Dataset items
----------------

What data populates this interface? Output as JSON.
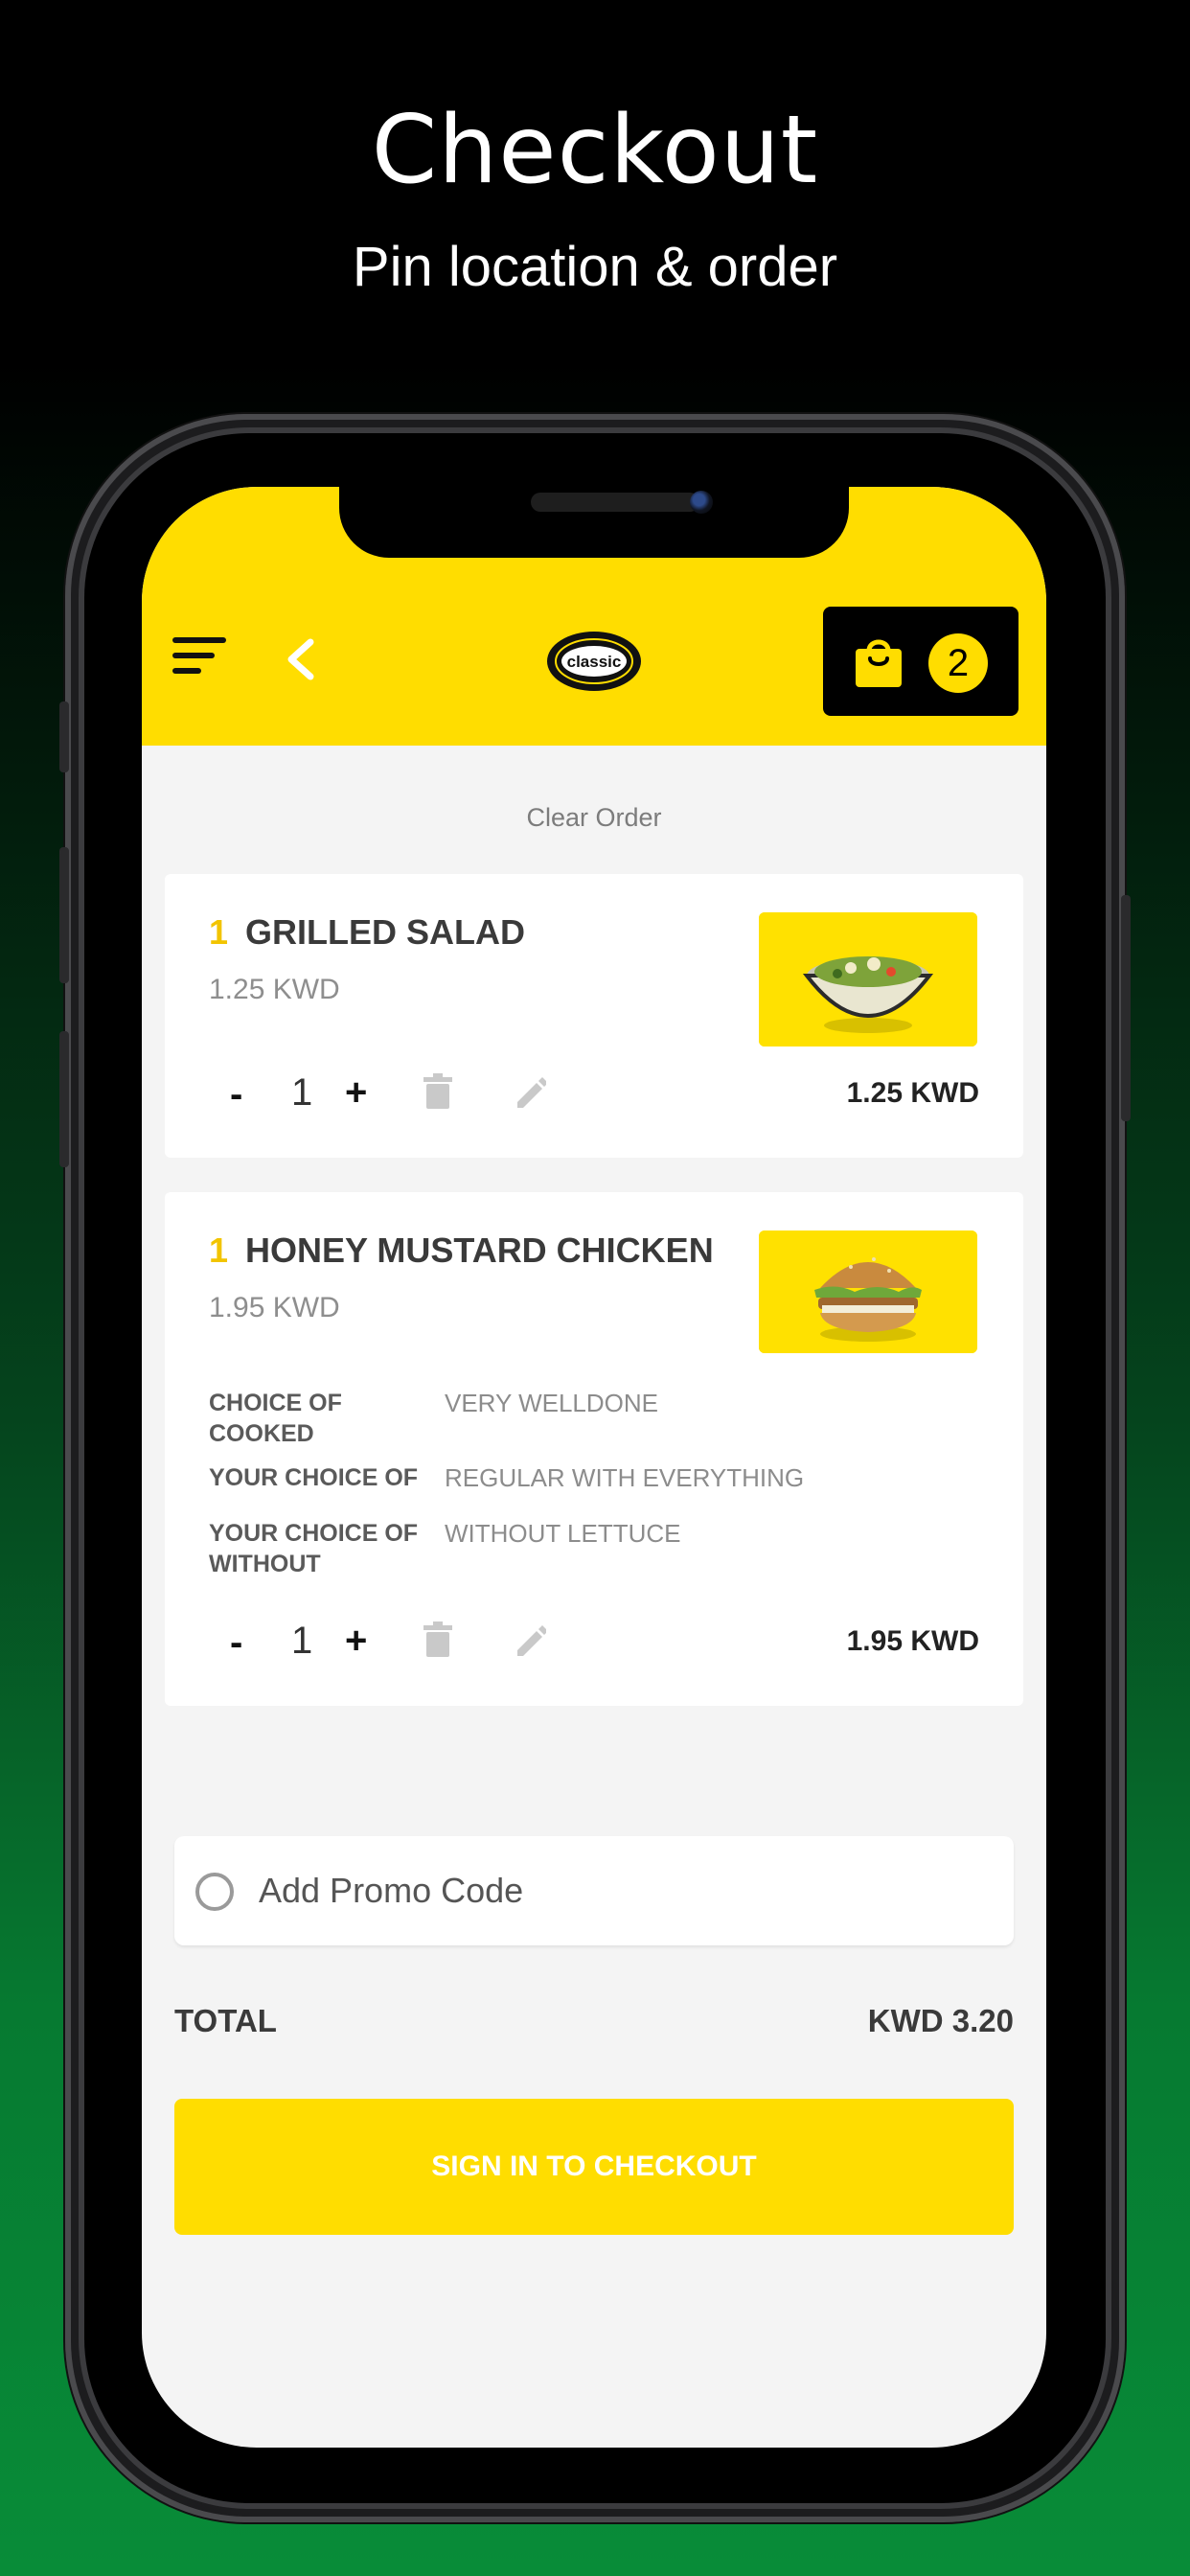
{
  "promo": {
    "title": "Checkout",
    "subtitle": "Pin location & order"
  },
  "header": {
    "menu_icon": "hamburger-menu-icon",
    "back_icon": "chevron-left-icon",
    "logo_text": "classic",
    "cart_icon": "shopping-bag-icon",
    "cart_count": "2",
    "accent_color": "#ffdd00"
  },
  "clear_order_label": "Clear Order",
  "items": [
    {
      "qty_badge": "1",
      "name": "GRILLED SALAD",
      "unit_price": "1.25 KWD",
      "stepper_minus": "-",
      "quantity": "1",
      "stepper_plus": "+",
      "line_total": "1.25 KWD",
      "image_alt": "salad-bowl",
      "options": []
    },
    {
      "qty_badge": "1",
      "name": "HONEY MUSTARD CHICKEN",
      "unit_price": "1.95 KWD",
      "stepper_minus": "-",
      "quantity": "1",
      "stepper_plus": "+",
      "line_total": "1.95 KWD",
      "image_alt": "chicken-burger",
      "options": [
        {
          "label": "CHOICE OF COOKED",
          "value": "VERY WELLDONE"
        },
        {
          "label": "YOUR CHOICE OF",
          "value": "REGULAR WITH EVERYTHING"
        },
        {
          "label": "YOUR CHOICE OF WITHOUT",
          "value": "WITHOUT LETTUCE"
        }
      ]
    }
  ],
  "promo_code": {
    "label": "Add Promo Code"
  },
  "total": {
    "label": "TOTAL",
    "value": "KWD 3.20"
  },
  "checkout_button": "SIGN IN TO CHECKOUT"
}
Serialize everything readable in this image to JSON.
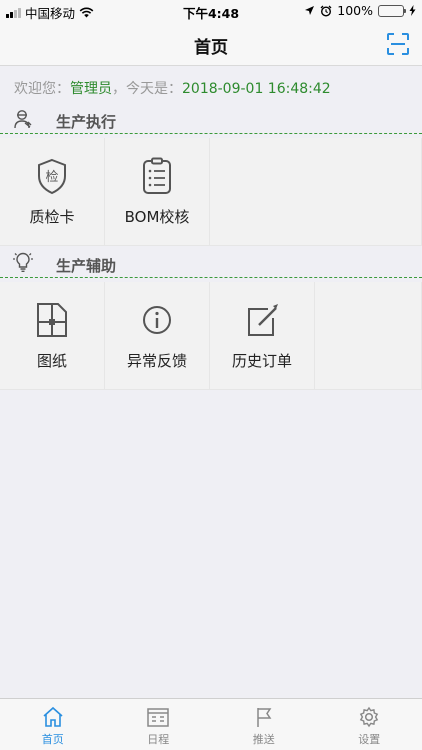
{
  "status_bar": {
    "carrier": "中国移动",
    "time": "下午4:48",
    "battery_percent": "100%",
    "battery_level": 1.0
  },
  "navbar": {
    "title": "首页",
    "scan_icon": "scan-icon"
  },
  "welcome": {
    "prefix": "欢迎您：",
    "user": "管理员",
    "middle": "，今天是：",
    "datetime": "2018-09-01 16:48:42"
  },
  "sections": [
    {
      "title": "生产执行",
      "icon": "worker-icon",
      "tiles": [
        {
          "label": "质检卡",
          "icon": "inspection-shield-icon"
        },
        {
          "label": "BOM校核",
          "icon": "checklist-clipboard-icon"
        }
      ]
    },
    {
      "title": "生产辅助",
      "icon": "lightbulb-icon",
      "tiles": [
        {
          "label": "图纸",
          "icon": "drawing-blueprint-icon"
        },
        {
          "label": "异常反馈",
          "icon": "info-circle-icon"
        },
        {
          "label": "历史订单",
          "icon": "edit-note-icon"
        }
      ]
    }
  ],
  "tabbar": {
    "active_index": 0,
    "accent_color": "#2a8fe0",
    "tabs": [
      {
        "label": "首页",
        "icon": "home-icon"
      },
      {
        "label": "日程",
        "icon": "calendar-icon"
      },
      {
        "label": "推送",
        "icon": "flag-icon"
      },
      {
        "label": "设置",
        "icon": "gear-icon"
      }
    ]
  }
}
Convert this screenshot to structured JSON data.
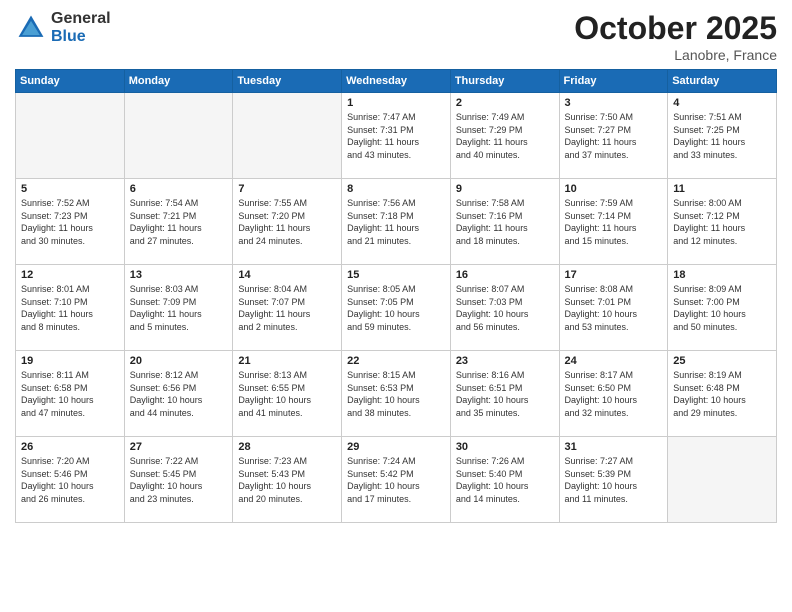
{
  "header": {
    "logo_general": "General",
    "logo_blue": "Blue",
    "month_title": "October 2025",
    "location": "Lanobre, France"
  },
  "weekdays": [
    "Sunday",
    "Monday",
    "Tuesday",
    "Wednesday",
    "Thursday",
    "Friday",
    "Saturday"
  ],
  "weeks": [
    [
      {
        "day": "",
        "info": ""
      },
      {
        "day": "",
        "info": ""
      },
      {
        "day": "",
        "info": ""
      },
      {
        "day": "1",
        "info": "Sunrise: 7:47 AM\nSunset: 7:31 PM\nDaylight: 11 hours\nand 43 minutes."
      },
      {
        "day": "2",
        "info": "Sunrise: 7:49 AM\nSunset: 7:29 PM\nDaylight: 11 hours\nand 40 minutes."
      },
      {
        "day": "3",
        "info": "Sunrise: 7:50 AM\nSunset: 7:27 PM\nDaylight: 11 hours\nand 37 minutes."
      },
      {
        "day": "4",
        "info": "Sunrise: 7:51 AM\nSunset: 7:25 PM\nDaylight: 11 hours\nand 33 minutes."
      }
    ],
    [
      {
        "day": "5",
        "info": "Sunrise: 7:52 AM\nSunset: 7:23 PM\nDaylight: 11 hours\nand 30 minutes."
      },
      {
        "day": "6",
        "info": "Sunrise: 7:54 AM\nSunset: 7:21 PM\nDaylight: 11 hours\nand 27 minutes."
      },
      {
        "day": "7",
        "info": "Sunrise: 7:55 AM\nSunset: 7:20 PM\nDaylight: 11 hours\nand 24 minutes."
      },
      {
        "day": "8",
        "info": "Sunrise: 7:56 AM\nSunset: 7:18 PM\nDaylight: 11 hours\nand 21 minutes."
      },
      {
        "day": "9",
        "info": "Sunrise: 7:58 AM\nSunset: 7:16 PM\nDaylight: 11 hours\nand 18 minutes."
      },
      {
        "day": "10",
        "info": "Sunrise: 7:59 AM\nSunset: 7:14 PM\nDaylight: 11 hours\nand 15 minutes."
      },
      {
        "day": "11",
        "info": "Sunrise: 8:00 AM\nSunset: 7:12 PM\nDaylight: 11 hours\nand 12 minutes."
      }
    ],
    [
      {
        "day": "12",
        "info": "Sunrise: 8:01 AM\nSunset: 7:10 PM\nDaylight: 11 hours\nand 8 minutes."
      },
      {
        "day": "13",
        "info": "Sunrise: 8:03 AM\nSunset: 7:09 PM\nDaylight: 11 hours\nand 5 minutes."
      },
      {
        "day": "14",
        "info": "Sunrise: 8:04 AM\nSunset: 7:07 PM\nDaylight: 11 hours\nand 2 minutes."
      },
      {
        "day": "15",
        "info": "Sunrise: 8:05 AM\nSunset: 7:05 PM\nDaylight: 10 hours\nand 59 minutes."
      },
      {
        "day": "16",
        "info": "Sunrise: 8:07 AM\nSunset: 7:03 PM\nDaylight: 10 hours\nand 56 minutes."
      },
      {
        "day": "17",
        "info": "Sunrise: 8:08 AM\nSunset: 7:01 PM\nDaylight: 10 hours\nand 53 minutes."
      },
      {
        "day": "18",
        "info": "Sunrise: 8:09 AM\nSunset: 7:00 PM\nDaylight: 10 hours\nand 50 minutes."
      }
    ],
    [
      {
        "day": "19",
        "info": "Sunrise: 8:11 AM\nSunset: 6:58 PM\nDaylight: 10 hours\nand 47 minutes."
      },
      {
        "day": "20",
        "info": "Sunrise: 8:12 AM\nSunset: 6:56 PM\nDaylight: 10 hours\nand 44 minutes."
      },
      {
        "day": "21",
        "info": "Sunrise: 8:13 AM\nSunset: 6:55 PM\nDaylight: 10 hours\nand 41 minutes."
      },
      {
        "day": "22",
        "info": "Sunrise: 8:15 AM\nSunset: 6:53 PM\nDaylight: 10 hours\nand 38 minutes."
      },
      {
        "day": "23",
        "info": "Sunrise: 8:16 AM\nSunset: 6:51 PM\nDaylight: 10 hours\nand 35 minutes."
      },
      {
        "day": "24",
        "info": "Sunrise: 8:17 AM\nSunset: 6:50 PM\nDaylight: 10 hours\nand 32 minutes."
      },
      {
        "day": "25",
        "info": "Sunrise: 8:19 AM\nSunset: 6:48 PM\nDaylight: 10 hours\nand 29 minutes."
      }
    ],
    [
      {
        "day": "26",
        "info": "Sunrise: 7:20 AM\nSunset: 5:46 PM\nDaylight: 10 hours\nand 26 minutes."
      },
      {
        "day": "27",
        "info": "Sunrise: 7:22 AM\nSunset: 5:45 PM\nDaylight: 10 hours\nand 23 minutes."
      },
      {
        "day": "28",
        "info": "Sunrise: 7:23 AM\nSunset: 5:43 PM\nDaylight: 10 hours\nand 20 minutes."
      },
      {
        "day": "29",
        "info": "Sunrise: 7:24 AM\nSunset: 5:42 PM\nDaylight: 10 hours\nand 17 minutes."
      },
      {
        "day": "30",
        "info": "Sunrise: 7:26 AM\nSunset: 5:40 PM\nDaylight: 10 hours\nand 14 minutes."
      },
      {
        "day": "31",
        "info": "Sunrise: 7:27 AM\nSunset: 5:39 PM\nDaylight: 10 hours\nand 11 minutes."
      },
      {
        "day": "",
        "info": ""
      }
    ]
  ]
}
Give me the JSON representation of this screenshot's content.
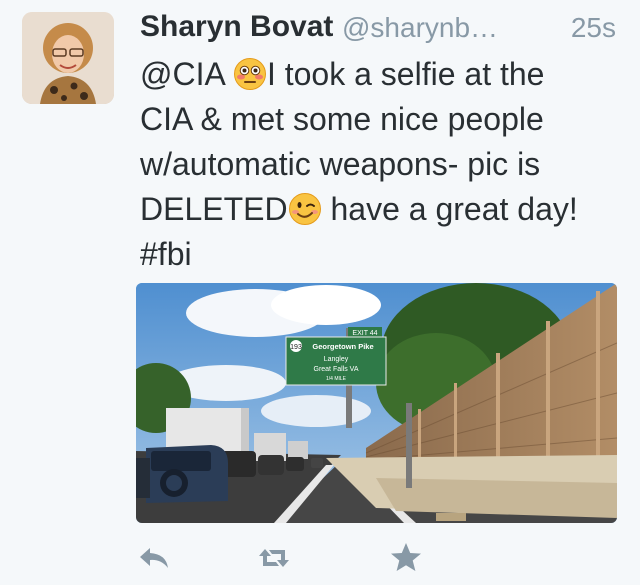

----------------

GIVEN INSTRUCTION: Scan the data for the word "location" and copy every line where it shows up.

ANSWER TO THE TASK:
    "subtitle": "Pin location & order"
    "location": "Lanobre, France"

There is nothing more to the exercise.